▽
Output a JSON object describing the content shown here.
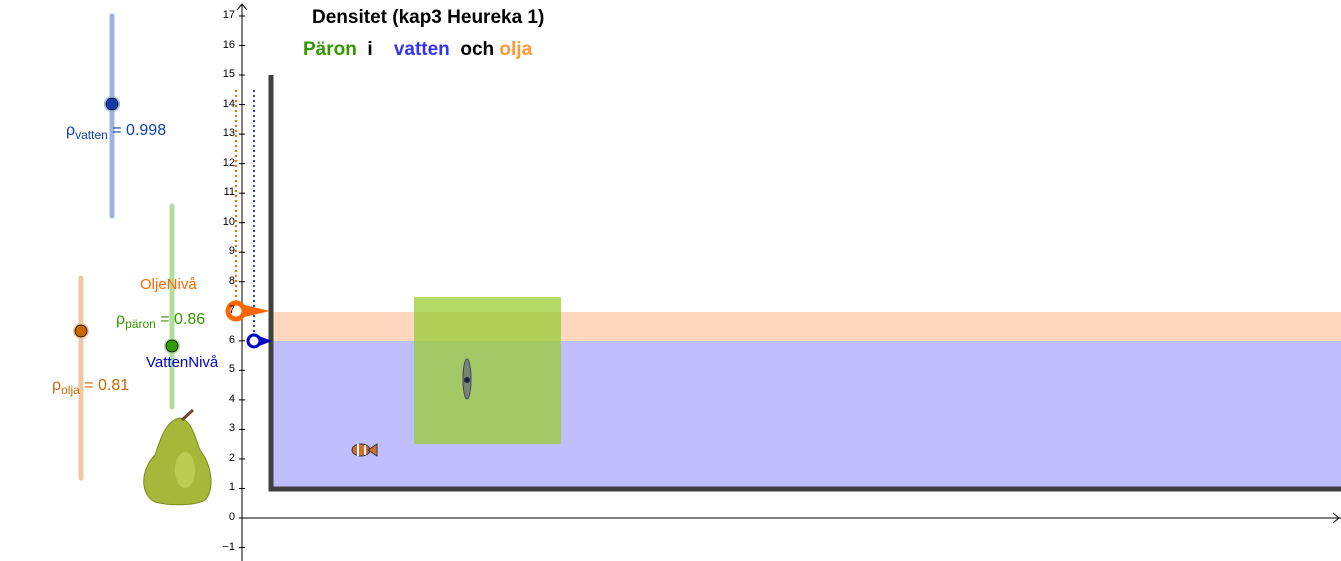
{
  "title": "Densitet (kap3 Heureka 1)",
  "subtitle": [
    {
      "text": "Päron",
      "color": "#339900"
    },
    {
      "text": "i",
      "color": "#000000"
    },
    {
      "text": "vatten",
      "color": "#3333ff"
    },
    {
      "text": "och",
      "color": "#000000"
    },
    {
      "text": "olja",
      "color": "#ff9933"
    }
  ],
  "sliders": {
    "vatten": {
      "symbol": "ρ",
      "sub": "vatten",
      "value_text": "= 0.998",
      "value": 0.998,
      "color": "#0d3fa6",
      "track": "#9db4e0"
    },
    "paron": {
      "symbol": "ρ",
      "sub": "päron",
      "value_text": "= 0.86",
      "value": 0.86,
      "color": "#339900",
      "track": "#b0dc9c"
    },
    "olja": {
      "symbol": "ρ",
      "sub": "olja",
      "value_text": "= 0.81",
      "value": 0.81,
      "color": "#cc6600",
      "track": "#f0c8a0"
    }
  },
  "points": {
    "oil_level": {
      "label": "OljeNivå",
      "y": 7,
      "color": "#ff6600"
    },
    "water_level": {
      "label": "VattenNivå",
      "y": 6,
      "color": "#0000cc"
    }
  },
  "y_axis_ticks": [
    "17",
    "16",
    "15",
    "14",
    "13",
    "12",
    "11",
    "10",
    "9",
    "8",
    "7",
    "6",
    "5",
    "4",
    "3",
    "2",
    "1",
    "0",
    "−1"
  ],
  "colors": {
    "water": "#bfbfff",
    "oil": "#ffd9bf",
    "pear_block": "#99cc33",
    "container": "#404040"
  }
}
△
▽
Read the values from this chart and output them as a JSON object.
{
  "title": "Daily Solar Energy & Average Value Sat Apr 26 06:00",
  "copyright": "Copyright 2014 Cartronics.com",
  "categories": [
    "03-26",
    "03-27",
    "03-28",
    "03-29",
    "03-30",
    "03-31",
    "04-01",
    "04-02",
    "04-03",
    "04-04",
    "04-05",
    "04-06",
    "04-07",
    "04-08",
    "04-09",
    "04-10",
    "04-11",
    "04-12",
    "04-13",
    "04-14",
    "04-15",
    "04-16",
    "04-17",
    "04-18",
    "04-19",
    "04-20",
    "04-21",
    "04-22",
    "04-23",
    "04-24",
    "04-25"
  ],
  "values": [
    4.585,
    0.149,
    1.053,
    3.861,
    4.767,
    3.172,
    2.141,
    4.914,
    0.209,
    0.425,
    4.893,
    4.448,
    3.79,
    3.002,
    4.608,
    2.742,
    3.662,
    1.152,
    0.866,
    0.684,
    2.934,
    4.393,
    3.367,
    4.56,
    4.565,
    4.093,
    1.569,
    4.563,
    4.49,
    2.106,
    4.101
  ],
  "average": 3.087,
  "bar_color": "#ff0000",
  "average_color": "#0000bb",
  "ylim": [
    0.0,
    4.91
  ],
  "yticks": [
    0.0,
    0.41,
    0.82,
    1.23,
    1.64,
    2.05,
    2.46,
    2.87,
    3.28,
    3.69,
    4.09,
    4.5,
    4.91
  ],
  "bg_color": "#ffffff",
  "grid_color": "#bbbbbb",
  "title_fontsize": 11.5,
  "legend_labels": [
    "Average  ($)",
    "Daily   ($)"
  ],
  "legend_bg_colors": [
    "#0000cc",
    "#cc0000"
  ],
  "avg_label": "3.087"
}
△
What you are asked to do - Gather each line holding the string "track".

Output of the exercise -
      "track": "#9db4e0"
      "track": "#b0dc9c"
      "track": "#f0c8a0"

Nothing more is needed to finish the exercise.